§ EXERCISE GOAL
Without omitting anything, return the records precisely as given.

§ DATA LINES
□ □ □

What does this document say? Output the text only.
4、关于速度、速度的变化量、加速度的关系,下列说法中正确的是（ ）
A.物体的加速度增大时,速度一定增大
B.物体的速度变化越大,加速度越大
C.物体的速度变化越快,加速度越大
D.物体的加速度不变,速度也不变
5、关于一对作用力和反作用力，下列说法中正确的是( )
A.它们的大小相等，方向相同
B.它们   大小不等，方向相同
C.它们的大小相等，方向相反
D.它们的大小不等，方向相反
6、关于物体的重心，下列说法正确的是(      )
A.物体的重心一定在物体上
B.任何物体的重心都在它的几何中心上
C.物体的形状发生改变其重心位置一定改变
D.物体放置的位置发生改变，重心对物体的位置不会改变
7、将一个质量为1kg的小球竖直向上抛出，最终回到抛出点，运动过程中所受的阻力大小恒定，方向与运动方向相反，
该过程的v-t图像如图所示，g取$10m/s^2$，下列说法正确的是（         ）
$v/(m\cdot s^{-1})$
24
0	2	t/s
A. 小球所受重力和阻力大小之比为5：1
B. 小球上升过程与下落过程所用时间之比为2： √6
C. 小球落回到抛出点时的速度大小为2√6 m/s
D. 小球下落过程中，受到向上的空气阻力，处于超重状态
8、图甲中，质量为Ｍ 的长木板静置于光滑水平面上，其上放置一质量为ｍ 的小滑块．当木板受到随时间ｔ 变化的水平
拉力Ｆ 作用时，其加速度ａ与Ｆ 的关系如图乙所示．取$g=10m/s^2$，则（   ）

□ □ □

§ FINAL RESULT
What does this document say? Output the text only.
4、关于速度、速度的变化量、加速度的关系,下列说法中正确的是（ ）
A.物体的加速度增大时,速度一定增大
B.物体的速度变化越大,加速度越大
C.物体的速度变化越快,加速度越大
D.物体的加速度不变,速度也不变
5、关于一对作用力和反作用力，下列说法中正确的是( )
A.它们的大小相等，方向相同
B.它们   大小不等，方向相同
C.它们的大小相等，方向相反
D.它们的大小不等，方向相反
6、关于物体的重心，下列说法正确的是(      )
A.物体的重心一定在物体上
B.任何物体的重心都在它的几何中心上
C.物体的形状发生改变其重心位置一定改变
D.物体放置的位置发生改变，重心对物体的位置不会改变
7、将一个质量为1kg的小球竖直向上抛出，最终回到抛出点，运动过程中所受的阻力大小恒定，方向与运动方向相反，
该过程的v-t图像如图所示，g取$10m/s^2$，下列说法正确的是（         ）
$v/(m\cdot s^{-1})$
24
0	2	t/s
A. 小球所受重力和阻力大小之比为5：1
B. 小球上升过程与下落过程所用时间之比为2： √6
C. 小球落回到抛出点时的速度大小为2√6 m/s
D. 小球下落过程中，受到向上的空气阻力，处于超重状态
8、图甲中，质量为Ｍ 的长木板静置于光滑水平面上，其上放置一质量为ｍ 的小滑块．当木板受到随时间ｔ 变化的水平
拉力Ｆ 作用时，其加速度ａ与Ｆ 的关系如图乙所示．取$g=10m/s^2$，则（   ）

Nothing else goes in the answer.